━━ RECORDS SUPPLIED ━━

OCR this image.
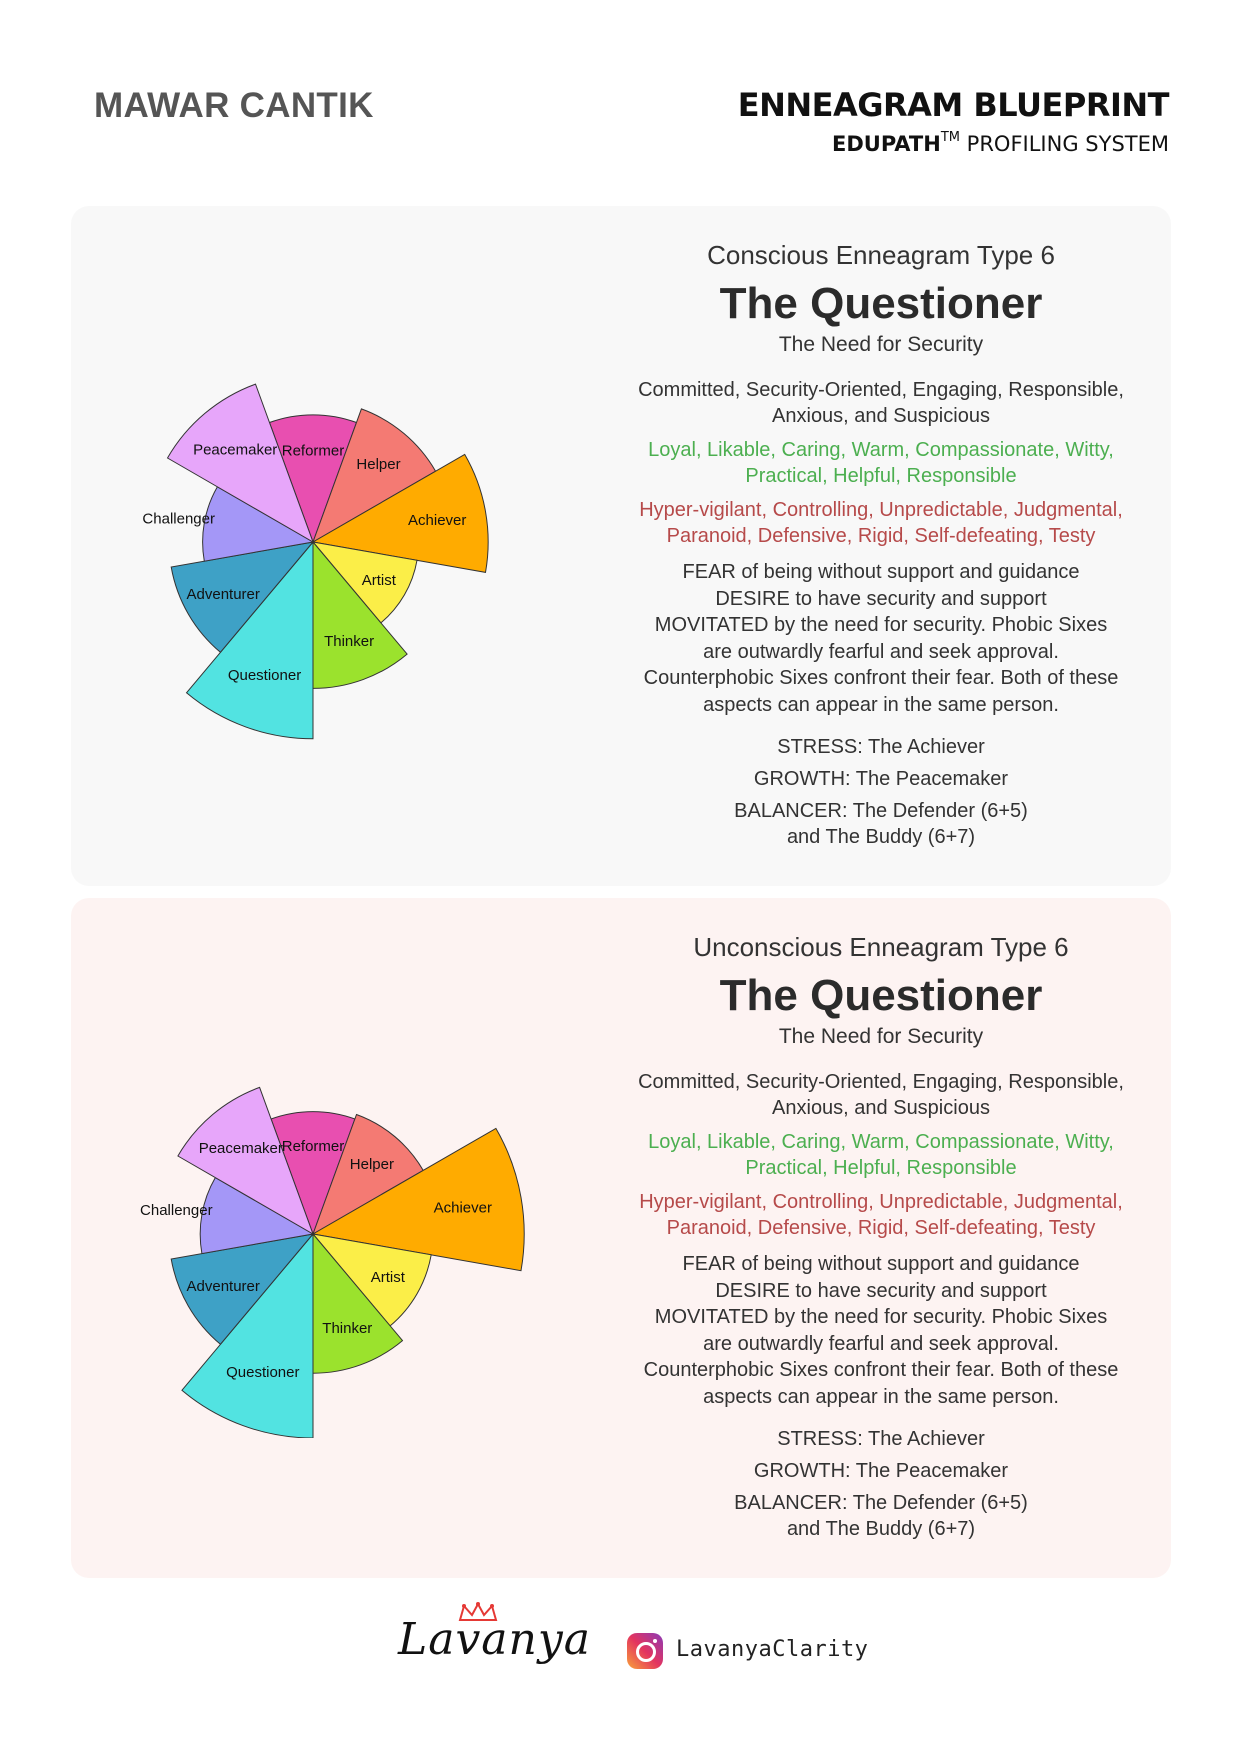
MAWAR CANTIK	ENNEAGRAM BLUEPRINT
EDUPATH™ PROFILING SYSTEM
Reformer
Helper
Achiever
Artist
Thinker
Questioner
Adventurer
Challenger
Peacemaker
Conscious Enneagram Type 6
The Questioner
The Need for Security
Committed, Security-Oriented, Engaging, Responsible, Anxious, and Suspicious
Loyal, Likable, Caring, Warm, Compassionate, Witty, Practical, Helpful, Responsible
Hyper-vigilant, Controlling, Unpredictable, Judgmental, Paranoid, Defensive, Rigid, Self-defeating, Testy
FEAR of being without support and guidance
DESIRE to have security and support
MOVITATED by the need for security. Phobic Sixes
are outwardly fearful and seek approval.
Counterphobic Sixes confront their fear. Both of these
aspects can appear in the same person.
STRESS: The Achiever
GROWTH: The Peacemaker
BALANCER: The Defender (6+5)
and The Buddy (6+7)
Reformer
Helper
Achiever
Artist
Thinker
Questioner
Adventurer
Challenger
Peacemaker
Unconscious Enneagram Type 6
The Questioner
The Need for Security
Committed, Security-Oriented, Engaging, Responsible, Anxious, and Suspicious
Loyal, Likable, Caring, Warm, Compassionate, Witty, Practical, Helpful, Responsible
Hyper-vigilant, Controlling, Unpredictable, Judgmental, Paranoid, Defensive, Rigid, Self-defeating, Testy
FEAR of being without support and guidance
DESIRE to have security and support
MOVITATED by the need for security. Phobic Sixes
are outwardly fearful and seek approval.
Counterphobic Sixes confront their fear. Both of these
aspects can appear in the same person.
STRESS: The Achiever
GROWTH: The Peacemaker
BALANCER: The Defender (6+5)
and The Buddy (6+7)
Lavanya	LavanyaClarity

━━━
━━ RECORDS SUPPLIED ━━

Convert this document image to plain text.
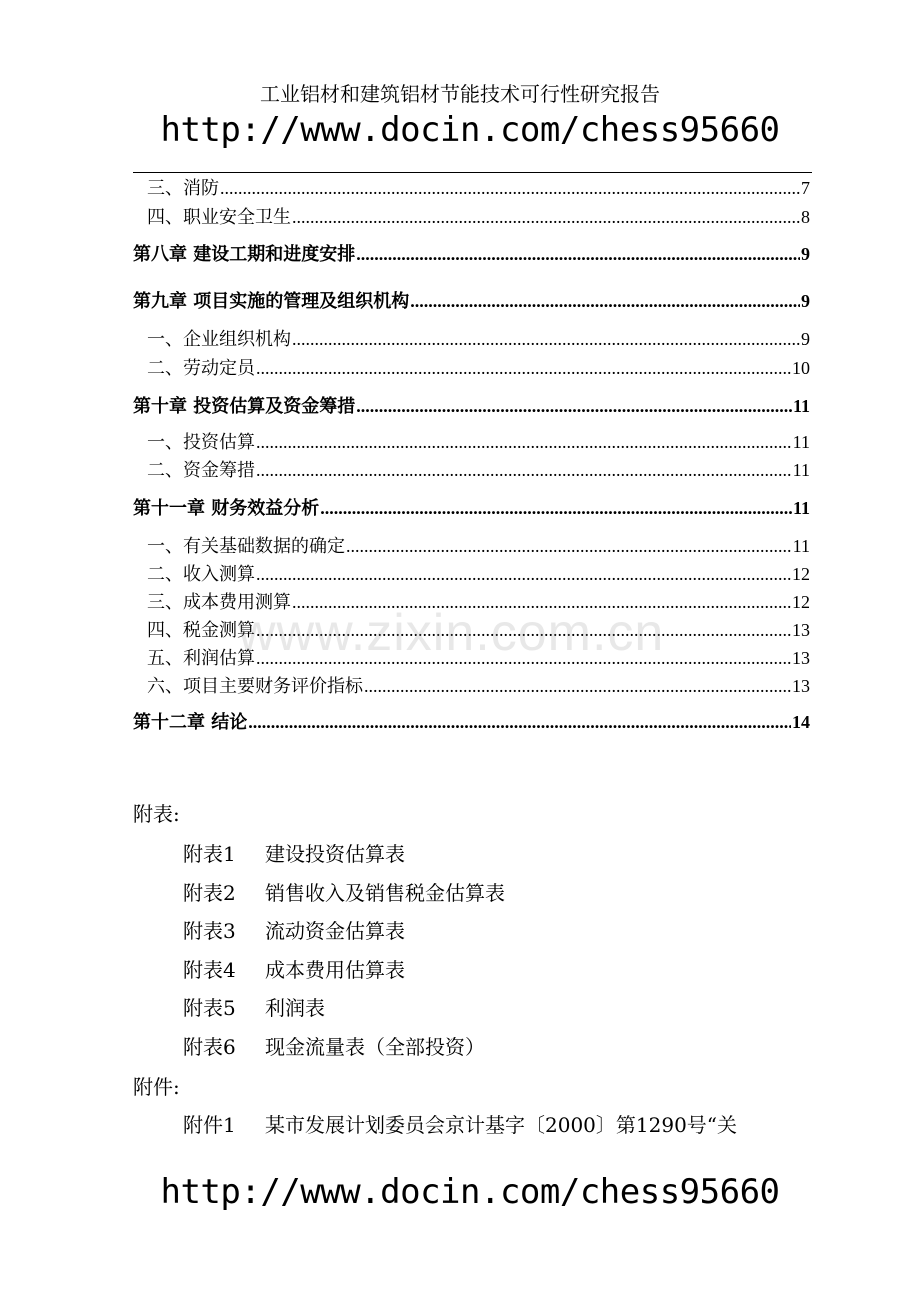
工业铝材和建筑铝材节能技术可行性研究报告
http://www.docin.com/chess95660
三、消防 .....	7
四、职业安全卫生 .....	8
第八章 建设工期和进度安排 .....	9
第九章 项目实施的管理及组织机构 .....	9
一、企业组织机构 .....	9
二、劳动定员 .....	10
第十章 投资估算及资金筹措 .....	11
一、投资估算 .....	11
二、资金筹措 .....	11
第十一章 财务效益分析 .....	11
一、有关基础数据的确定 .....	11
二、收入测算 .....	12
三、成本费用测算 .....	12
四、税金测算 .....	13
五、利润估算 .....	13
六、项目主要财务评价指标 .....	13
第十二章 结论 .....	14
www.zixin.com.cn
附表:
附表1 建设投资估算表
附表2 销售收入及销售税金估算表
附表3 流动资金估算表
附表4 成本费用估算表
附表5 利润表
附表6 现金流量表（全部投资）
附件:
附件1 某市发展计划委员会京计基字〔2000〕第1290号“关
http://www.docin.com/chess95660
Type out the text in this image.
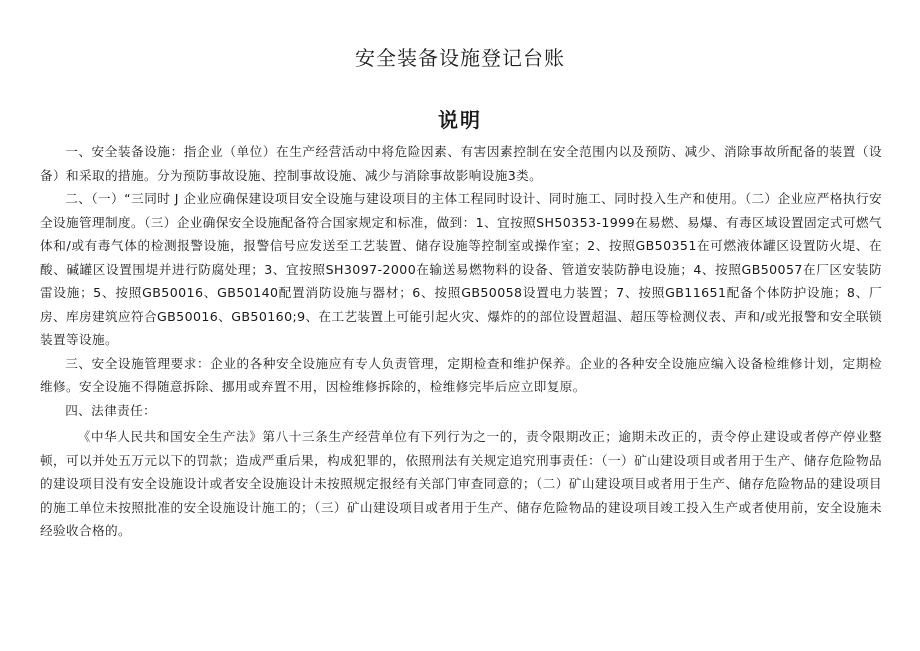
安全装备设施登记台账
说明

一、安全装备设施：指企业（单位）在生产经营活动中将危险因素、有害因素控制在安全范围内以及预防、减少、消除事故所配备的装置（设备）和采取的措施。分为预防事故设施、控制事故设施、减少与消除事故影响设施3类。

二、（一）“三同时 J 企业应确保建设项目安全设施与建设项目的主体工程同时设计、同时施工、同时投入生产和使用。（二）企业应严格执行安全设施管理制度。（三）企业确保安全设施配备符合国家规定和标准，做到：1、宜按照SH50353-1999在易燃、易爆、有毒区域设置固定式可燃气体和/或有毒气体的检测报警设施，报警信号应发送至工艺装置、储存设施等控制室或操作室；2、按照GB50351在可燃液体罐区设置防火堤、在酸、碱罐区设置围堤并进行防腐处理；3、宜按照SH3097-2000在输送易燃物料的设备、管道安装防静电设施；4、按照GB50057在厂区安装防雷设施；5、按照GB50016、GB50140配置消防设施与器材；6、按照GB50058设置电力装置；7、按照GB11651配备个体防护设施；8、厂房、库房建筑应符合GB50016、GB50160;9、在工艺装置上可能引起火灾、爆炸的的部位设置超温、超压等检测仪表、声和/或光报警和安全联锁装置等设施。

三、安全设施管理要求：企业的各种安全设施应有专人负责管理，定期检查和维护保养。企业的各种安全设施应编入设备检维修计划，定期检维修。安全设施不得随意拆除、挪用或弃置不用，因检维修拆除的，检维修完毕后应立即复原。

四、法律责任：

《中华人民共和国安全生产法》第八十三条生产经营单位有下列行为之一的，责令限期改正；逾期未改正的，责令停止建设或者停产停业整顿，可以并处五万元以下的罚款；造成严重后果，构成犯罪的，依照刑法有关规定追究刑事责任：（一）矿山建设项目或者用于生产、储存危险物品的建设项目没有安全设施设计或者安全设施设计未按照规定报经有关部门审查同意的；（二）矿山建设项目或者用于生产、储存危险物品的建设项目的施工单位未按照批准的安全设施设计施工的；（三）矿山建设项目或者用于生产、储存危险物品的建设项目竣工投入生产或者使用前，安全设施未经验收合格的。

━━━

Tally every line of the data that holds the word "image" and write the count alone.

→ **OUTPUT BELOW**
3